• _Task objective_: Return all lines from the listing below in which the string "title" occurs.

• _Listing_:

::::::::

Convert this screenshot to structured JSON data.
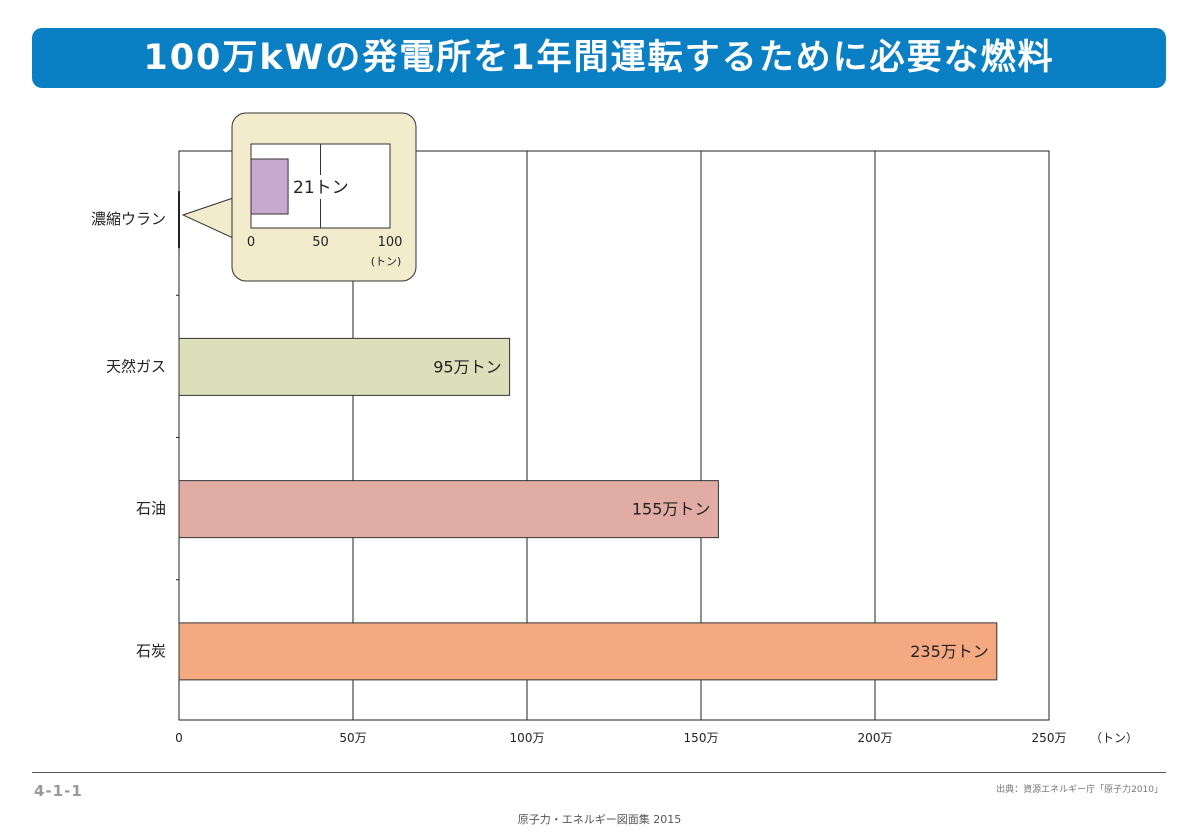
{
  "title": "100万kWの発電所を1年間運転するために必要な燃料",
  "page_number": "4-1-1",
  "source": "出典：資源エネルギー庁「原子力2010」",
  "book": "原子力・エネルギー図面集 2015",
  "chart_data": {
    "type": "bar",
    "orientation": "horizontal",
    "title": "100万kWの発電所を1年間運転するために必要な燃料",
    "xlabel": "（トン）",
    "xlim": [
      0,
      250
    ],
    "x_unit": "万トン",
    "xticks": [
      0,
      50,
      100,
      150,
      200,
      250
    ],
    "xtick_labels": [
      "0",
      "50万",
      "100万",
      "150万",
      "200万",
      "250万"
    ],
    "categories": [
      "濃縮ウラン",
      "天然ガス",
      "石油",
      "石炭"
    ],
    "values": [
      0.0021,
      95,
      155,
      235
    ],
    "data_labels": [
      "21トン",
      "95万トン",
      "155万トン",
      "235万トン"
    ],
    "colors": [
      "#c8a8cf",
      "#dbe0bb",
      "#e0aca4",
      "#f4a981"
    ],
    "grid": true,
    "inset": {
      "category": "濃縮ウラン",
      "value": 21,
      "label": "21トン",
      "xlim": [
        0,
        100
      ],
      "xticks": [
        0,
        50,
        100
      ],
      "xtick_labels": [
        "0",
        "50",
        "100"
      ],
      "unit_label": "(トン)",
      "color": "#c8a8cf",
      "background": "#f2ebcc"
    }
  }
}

::::::::

• _Answer to the task_:
  "title": "100万kWの発電所を1年間運転するために必要な燃料",
    "title": "100万kWの発電所を1年間運転するために必要な燃料",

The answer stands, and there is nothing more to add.